• **Brief**
Transcribe all of the data exactly. Omit the pictures.

• **Given data**
------------------------------

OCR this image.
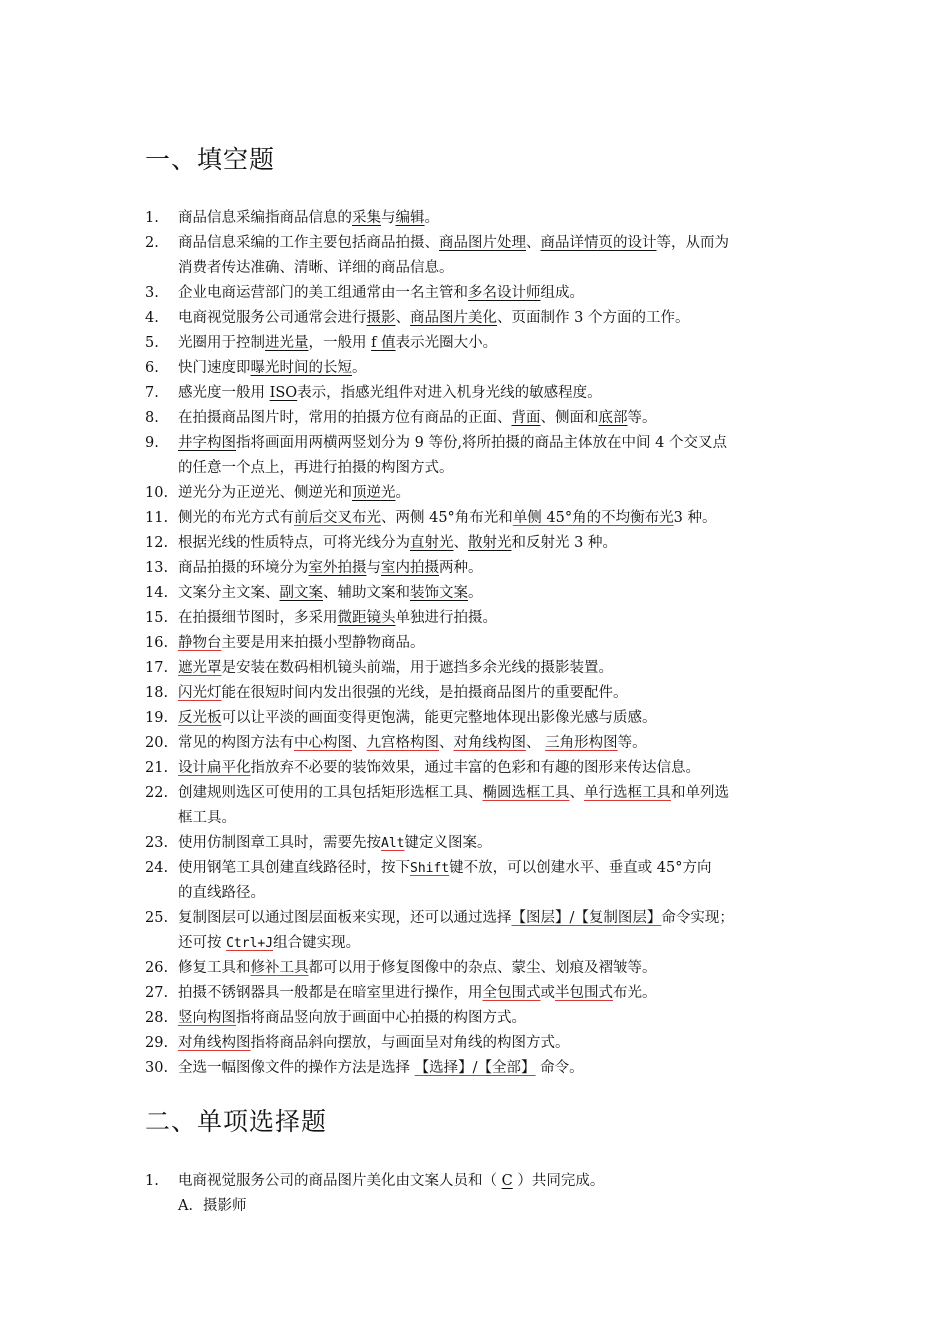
一、填空题
1.	商品信息采编指商品信息的采集与编辑。
2.	商品信息采编的工作主要包括商品拍摄、商品图片处理、商品详情页的设计等，从而为
消费者传达准确、清晰、详细的商品信息。
3.	企业电商运营部门的美工组通常由一名主管和多名设计师组成。
4.	电商视觉服务公司通常会进行摄影、商品图片美化、页面制作 3 个方面的工作。
5.	光圈用于控制进光量，一般用 f 值表示光圈大小。
6.	快门速度即曝光时间的长短。
7.	感光度一般用 ISO表示，指感光组件对进入机身光线的敏感程度。
8.	在拍摄商品图片时，常用的拍摄方位有商品的正面、背面、侧面和底部等。
9.	井字构图指将画面用两横两竖划分为 9 等份,将所拍摄的商品主体放在中间 4 个交叉点
的任意一个点上，再进行拍摄的构图方式。
10. 逆光分为正逆光、侧逆光和顶逆光。
11. 侧光的布光方式有前后交叉布光、两侧 45°角布光和单侧 45°角的不均衡布光3 种。
12. 根据光线的性质特点，可将光线分为直射光、散射光和反射光 3 种。
13. 商品拍摄的环境分为室外拍摄与室内拍摄两种。
14. 文案分主文案、副文案、辅助文案和装饰文案。
15. 在拍摄细节图时，多采用微距镜头单独进行拍摄。
16. 静物台主要是用来拍摄小型静物商品。
17. 遮光罩是安装在数码相机镜头前端，用于遮挡多余光线的摄影装置。
18. 闪光灯能在很短时间内发出很强的光线，是拍摄商品图片的重要配件。
19. 反光板可以让平淡的画面变得更饱满，能更完整地体现出影像光感与质感。
20. 常见的构图方法有中心构图、九宫格构图、对角线构图、 三角形构图等。
21. 设计扁平化指放弃不必要的装饰效果，通过丰富的色彩和有趣的图形来传达信息。
22. 创建规则选区可使用的工具包括矩形选框工具、椭圆选框工具、单行选框工具和单列选
框工具。
23. 使用仿制图章工具时，需要先按Alt键定义图案。
24. 使用钢笔工具创建直线路径时，按下Shift键不放，可以创建水平、垂直或 45°方向
的直线路径。
25. 复制图层可以通过图层面板来实现，还可以通过选择【图层】/【复制图层】命令实现；
还可按 Ctrl+J组合键实现。
26. 修复工具和修补工具都可以用于修复图像中的杂点、蒙尘、划痕及褶皱等。
27. 拍摄不锈钢器具一般都是在暗室里进行操作，用全包围式或半包围式布光。
28. 竖向构图指将商品竖向放于画面中心拍摄的构图方式。
29. 对角线构图指将商品斜向摆放，与画面呈对角线的构图方式。
30. 全选一幅图像文件的操作方法是选择 【选择】/【全部】 命令。
二、单项选择题
1.	电商视觉服务公司的商品图片美化由文案人员和（ C ）共同完成。
A．摄影师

------------------------------

• **Finished exercise**
OCR this image.
一、填空题
1.	商品信息采编指商品信息的采集与编辑。
2.	商品信息采编的工作主要包括商品拍摄、商品图片处理、商品详情页的设计等，从而为
消费者传达准确、清晰、详细的商品信息。
3.	企业电商运营部门的美工组通常由一名主管和多名设计师组成。
4.	电商视觉服务公司通常会进行摄影、商品图片美化、页面制作 3 个方面的工作。
5.	光圈用于控制进光量，一般用 f 值表示光圈大小。
6.	快门速度即曝光时间的长短。
7.	感光度一般用 ISO表示，指感光组件对进入机身光线的敏感程度。
8.	在拍摄商品图片时，常用的拍摄方位有商品的正面、背面、侧面和底部等。
9.	井字构图指将画面用两横两竖划分为 9 等份,将所拍摄的商品主体放在中间 4 个交叉点
的任意一个点上，再进行拍摄的构图方式。
10. 逆光分为正逆光、侧逆光和顶逆光。
11. 侧光的布光方式有前后交叉布光、两侧 45°角布光和单侧 45°角的不均衡布光3 种。
12. 根据光线的性质特点，可将光线分为直射光、散射光和反射光 3 种。
13. 商品拍摄的环境分为室外拍摄与室内拍摄两种。
14. 文案分主文案、副文案、辅助文案和装饰文案。
15. 在拍摄细节图时，多采用微距镜头单独进行拍摄。
16. 静物台主要是用来拍摄小型静物商品。
17. 遮光罩是安装在数码相机镜头前端，用于遮挡多余光线的摄影装置。
18. 闪光灯能在很短时间内发出很强的光线，是拍摄商品图片的重要配件。
19. 反光板可以让平淡的画面变得更饱满，能更完整地体现出影像光感与质感。
20. 常见的构图方法有中心构图、九宫格构图、对角线构图、 三角形构图等。
21. 设计扁平化指放弃不必要的装饰效果，通过丰富的色彩和有趣的图形来传达信息。
22. 创建规则选区可使用的工具包括矩形选框工具、椭圆选框工具、单行选框工具和单列选
框工具。
23. 使用仿制图章工具时，需要先按Alt键定义图案。
24. 使用钢笔工具创建直线路径时，按下Shift键不放，可以创建水平、垂直或 45°方向
的直线路径。
25. 复制图层可以通过图层面板来实现，还可以通过选择【图层】/【复制图层】命令实现；
还可按 Ctrl+J组合键实现。
26. 修复工具和修补工具都可以用于修复图像中的杂点、蒙尘、划痕及褶皱等。
27. 拍摄不锈钢器具一般都是在暗室里进行操作，用全包围式或半包围式布光。
28. 竖向构图指将商品竖向放于画面中心拍摄的构图方式。
29. 对角线构图指将商品斜向摆放，与画面呈对角线的构图方式。
30. 全选一幅图像文件的操作方法是选择 【选择】/【全部】 命令。
二、单项选择题
1.	电商视觉服务公司的商品图片美化由文案人员和（ C ）共同完成。
A．摄影师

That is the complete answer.